== TASK OBJECTIVE ==
Lines containing the string "Output" are to be counted. Write only how many there are.

== PROVIDED MATERIAL ==
* * *

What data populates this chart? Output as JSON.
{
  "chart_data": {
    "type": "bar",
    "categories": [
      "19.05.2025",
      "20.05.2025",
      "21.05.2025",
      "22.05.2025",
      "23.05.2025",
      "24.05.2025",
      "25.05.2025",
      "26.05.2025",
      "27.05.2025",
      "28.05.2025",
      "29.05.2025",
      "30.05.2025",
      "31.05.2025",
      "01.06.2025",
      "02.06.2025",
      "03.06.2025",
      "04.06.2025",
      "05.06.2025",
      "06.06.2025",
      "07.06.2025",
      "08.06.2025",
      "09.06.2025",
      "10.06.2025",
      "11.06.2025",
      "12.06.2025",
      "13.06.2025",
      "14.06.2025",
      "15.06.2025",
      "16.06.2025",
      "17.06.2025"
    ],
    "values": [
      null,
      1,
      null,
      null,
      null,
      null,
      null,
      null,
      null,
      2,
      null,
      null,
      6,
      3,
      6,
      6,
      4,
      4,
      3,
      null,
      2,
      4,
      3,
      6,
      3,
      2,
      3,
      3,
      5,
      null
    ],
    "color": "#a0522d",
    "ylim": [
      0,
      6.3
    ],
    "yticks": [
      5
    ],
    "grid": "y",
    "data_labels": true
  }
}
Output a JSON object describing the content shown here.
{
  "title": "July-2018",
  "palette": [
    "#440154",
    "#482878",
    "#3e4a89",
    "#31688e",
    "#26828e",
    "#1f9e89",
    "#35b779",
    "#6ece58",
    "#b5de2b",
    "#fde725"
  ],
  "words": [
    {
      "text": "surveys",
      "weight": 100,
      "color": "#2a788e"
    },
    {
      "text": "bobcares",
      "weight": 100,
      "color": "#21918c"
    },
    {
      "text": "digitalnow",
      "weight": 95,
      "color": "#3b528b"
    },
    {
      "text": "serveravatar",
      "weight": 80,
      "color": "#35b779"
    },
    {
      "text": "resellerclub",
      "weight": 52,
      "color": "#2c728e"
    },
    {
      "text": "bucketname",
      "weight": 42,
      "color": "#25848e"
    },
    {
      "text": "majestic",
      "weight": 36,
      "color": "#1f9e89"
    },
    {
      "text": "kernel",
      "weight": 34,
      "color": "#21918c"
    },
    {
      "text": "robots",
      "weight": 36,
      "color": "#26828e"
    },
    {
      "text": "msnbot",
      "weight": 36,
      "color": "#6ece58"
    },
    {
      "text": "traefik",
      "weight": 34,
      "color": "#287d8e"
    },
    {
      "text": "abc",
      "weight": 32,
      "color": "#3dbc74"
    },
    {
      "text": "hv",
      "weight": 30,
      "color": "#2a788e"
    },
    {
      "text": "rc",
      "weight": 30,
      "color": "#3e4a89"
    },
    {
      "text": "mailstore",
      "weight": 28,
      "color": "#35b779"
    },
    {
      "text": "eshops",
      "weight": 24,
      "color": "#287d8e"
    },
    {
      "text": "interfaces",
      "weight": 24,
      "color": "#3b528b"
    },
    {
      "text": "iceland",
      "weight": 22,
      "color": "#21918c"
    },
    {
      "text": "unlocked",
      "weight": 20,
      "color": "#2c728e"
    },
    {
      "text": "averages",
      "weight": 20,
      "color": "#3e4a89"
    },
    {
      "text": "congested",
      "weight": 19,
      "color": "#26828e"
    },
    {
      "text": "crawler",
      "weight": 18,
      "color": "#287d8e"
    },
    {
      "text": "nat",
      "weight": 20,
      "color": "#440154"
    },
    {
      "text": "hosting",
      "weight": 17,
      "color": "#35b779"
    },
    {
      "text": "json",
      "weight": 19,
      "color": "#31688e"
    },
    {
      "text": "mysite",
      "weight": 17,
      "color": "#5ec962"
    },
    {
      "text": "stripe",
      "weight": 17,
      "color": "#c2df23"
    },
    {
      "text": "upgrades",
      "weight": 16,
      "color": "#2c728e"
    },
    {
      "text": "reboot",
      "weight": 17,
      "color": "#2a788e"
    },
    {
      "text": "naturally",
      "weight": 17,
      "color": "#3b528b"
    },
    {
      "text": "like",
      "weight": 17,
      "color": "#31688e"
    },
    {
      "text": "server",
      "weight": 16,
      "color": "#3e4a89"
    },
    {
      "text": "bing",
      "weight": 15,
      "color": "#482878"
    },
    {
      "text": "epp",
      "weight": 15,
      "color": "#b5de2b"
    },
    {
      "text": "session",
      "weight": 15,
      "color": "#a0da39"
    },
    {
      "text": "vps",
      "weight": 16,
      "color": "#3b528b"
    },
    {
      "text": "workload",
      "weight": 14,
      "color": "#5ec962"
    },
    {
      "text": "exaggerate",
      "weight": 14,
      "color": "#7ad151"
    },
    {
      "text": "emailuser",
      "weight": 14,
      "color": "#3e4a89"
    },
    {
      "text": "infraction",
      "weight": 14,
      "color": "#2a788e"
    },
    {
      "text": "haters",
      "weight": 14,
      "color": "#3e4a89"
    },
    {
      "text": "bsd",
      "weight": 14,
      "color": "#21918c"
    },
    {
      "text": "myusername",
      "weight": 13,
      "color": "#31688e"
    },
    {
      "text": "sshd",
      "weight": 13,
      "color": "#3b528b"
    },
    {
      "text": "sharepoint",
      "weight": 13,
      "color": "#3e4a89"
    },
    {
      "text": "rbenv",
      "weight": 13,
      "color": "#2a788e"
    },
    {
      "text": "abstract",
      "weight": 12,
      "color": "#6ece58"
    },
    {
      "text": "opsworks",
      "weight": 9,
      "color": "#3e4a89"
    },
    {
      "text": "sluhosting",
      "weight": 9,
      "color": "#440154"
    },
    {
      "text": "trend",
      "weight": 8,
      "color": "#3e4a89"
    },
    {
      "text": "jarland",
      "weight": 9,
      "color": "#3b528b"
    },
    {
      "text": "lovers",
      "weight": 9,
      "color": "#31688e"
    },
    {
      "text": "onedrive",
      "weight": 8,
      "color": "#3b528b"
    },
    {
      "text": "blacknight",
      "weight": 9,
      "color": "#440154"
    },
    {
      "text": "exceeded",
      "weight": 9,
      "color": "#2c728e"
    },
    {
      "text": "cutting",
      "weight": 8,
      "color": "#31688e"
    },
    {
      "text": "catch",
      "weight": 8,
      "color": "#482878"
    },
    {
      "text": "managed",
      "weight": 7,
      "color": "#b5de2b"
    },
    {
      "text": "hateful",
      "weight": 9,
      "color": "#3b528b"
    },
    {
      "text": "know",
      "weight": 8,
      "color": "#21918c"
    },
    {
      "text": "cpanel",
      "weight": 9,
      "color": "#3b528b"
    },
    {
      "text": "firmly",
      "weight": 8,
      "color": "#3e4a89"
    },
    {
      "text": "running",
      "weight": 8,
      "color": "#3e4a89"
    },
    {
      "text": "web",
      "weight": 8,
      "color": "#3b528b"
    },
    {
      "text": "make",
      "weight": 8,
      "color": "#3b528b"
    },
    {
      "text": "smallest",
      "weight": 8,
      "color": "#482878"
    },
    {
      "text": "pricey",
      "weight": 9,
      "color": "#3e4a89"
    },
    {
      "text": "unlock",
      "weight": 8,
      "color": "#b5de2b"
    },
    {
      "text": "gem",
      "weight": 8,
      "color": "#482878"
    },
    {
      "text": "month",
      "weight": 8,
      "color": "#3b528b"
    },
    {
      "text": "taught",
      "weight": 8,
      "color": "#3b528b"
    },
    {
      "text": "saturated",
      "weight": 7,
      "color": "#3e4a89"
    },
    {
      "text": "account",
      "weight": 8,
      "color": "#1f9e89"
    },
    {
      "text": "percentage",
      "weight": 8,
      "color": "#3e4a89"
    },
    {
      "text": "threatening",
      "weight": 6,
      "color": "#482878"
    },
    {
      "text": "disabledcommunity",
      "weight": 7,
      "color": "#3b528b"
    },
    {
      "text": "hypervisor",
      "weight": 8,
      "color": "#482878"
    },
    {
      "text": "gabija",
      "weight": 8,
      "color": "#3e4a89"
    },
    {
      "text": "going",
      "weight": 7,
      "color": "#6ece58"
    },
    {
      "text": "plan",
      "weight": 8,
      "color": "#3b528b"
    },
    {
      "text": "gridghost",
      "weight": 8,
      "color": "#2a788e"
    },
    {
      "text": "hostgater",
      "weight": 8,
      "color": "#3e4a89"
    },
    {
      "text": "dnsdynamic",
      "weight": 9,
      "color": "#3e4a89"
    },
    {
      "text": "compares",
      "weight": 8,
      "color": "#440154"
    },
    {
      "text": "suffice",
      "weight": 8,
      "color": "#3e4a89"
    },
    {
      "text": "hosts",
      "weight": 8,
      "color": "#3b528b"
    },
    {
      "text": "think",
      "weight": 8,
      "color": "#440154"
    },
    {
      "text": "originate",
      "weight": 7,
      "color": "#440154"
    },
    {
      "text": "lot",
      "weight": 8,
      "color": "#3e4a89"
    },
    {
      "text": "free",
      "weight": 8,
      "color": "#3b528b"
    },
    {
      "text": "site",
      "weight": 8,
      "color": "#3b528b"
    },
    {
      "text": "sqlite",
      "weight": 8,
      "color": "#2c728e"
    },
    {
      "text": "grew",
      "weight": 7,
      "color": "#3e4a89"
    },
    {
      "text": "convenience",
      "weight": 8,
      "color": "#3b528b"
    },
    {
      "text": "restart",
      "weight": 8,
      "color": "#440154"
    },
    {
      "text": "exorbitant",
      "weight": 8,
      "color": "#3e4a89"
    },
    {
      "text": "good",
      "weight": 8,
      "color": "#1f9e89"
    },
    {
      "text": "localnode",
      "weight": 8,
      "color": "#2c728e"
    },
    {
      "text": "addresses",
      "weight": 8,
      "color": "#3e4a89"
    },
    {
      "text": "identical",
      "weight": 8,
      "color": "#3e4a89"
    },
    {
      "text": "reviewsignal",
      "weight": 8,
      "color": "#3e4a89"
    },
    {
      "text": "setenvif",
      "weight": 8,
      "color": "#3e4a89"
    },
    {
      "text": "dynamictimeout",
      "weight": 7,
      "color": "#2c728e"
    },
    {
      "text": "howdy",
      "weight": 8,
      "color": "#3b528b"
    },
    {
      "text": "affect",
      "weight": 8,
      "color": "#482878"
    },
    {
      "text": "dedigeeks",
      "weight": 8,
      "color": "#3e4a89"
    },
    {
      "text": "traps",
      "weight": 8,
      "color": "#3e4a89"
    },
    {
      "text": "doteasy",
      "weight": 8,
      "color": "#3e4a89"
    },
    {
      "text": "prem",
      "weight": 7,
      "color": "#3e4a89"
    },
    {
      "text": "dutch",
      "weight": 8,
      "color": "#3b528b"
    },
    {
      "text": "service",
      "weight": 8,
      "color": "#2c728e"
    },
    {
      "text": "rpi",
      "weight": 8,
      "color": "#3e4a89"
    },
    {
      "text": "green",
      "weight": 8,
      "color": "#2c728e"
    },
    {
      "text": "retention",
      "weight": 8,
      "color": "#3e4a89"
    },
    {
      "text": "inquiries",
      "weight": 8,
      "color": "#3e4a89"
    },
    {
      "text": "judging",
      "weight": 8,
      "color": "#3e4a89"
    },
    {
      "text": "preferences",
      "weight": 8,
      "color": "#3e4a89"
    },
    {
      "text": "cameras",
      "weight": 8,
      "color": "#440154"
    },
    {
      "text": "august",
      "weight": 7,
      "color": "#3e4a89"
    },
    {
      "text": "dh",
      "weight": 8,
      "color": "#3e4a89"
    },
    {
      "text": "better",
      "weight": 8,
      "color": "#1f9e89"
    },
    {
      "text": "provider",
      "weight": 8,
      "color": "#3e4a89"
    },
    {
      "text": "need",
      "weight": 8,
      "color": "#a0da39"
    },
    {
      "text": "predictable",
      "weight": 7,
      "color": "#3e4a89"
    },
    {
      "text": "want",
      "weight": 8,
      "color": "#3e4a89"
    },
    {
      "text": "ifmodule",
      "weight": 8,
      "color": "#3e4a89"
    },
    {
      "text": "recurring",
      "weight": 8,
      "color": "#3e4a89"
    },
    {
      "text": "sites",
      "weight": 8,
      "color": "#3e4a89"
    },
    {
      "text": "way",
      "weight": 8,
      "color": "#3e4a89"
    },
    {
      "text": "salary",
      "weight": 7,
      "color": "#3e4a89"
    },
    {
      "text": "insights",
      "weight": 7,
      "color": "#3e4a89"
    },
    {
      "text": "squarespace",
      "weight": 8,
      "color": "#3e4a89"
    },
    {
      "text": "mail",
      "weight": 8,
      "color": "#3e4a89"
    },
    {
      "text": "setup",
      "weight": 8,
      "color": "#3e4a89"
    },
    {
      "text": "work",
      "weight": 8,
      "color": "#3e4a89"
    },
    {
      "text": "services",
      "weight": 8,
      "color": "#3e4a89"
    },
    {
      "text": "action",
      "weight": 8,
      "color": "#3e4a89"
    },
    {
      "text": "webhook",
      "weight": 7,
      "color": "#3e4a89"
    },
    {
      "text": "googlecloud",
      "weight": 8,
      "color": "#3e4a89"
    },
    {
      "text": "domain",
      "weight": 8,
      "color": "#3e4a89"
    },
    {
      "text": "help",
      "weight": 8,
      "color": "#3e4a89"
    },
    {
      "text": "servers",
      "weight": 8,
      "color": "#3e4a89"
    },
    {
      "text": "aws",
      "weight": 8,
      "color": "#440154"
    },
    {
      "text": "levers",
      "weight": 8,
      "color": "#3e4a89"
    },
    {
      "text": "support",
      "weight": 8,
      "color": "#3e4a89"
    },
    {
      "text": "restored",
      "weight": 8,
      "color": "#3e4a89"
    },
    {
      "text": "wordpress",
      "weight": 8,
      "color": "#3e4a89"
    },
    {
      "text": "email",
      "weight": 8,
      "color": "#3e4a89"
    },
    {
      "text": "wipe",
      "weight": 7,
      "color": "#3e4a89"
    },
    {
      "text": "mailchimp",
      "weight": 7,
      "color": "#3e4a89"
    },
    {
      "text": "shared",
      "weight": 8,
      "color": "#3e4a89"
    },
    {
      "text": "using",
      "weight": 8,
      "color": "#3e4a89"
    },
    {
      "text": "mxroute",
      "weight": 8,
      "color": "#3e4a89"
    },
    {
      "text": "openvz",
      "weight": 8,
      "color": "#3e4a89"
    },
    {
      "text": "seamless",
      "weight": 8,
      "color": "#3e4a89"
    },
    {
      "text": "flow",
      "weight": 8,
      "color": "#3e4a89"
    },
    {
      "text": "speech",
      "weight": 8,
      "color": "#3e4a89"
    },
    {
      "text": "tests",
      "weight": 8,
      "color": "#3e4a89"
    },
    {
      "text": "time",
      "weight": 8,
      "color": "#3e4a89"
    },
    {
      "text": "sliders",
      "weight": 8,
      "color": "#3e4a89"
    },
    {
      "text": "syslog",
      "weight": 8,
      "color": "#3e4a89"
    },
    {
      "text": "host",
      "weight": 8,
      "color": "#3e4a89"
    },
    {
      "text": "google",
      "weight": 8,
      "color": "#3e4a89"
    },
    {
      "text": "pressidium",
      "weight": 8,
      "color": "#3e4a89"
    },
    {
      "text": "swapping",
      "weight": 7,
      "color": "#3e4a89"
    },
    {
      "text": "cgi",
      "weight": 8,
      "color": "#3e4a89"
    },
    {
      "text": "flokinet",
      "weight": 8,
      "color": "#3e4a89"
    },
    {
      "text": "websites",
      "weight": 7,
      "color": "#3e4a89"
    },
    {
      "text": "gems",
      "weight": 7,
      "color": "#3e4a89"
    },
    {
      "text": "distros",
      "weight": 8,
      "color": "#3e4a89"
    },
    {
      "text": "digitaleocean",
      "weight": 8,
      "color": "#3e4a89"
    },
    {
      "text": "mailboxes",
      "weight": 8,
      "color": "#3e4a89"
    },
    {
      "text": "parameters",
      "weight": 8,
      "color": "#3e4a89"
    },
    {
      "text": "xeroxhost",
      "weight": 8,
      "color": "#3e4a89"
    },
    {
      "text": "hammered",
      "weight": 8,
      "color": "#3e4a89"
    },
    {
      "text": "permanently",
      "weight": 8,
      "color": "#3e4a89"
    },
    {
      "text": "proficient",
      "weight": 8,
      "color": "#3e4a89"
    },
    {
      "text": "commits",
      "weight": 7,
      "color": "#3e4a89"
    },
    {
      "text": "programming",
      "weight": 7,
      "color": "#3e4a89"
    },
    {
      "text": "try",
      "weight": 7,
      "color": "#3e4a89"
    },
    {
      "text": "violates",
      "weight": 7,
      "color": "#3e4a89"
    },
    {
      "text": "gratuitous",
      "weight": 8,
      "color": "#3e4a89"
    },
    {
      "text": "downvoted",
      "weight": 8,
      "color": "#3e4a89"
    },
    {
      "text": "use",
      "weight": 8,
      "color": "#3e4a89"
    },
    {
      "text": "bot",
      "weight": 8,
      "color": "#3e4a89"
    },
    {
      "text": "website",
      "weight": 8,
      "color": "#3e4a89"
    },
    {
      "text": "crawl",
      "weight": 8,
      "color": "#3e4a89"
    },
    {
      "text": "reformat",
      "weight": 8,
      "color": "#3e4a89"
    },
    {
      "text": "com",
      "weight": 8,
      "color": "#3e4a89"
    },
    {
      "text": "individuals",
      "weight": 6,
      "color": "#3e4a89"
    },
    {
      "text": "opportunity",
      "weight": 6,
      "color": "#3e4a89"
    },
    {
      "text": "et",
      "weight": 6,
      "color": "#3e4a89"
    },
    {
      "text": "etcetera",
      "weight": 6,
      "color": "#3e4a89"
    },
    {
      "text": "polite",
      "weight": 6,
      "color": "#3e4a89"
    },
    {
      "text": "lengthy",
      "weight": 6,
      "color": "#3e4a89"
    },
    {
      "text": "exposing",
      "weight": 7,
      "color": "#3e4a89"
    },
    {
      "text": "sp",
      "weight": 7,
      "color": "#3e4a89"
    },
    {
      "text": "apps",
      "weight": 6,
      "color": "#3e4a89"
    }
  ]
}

* * *

== ANSWER TO THIS TASK ==
2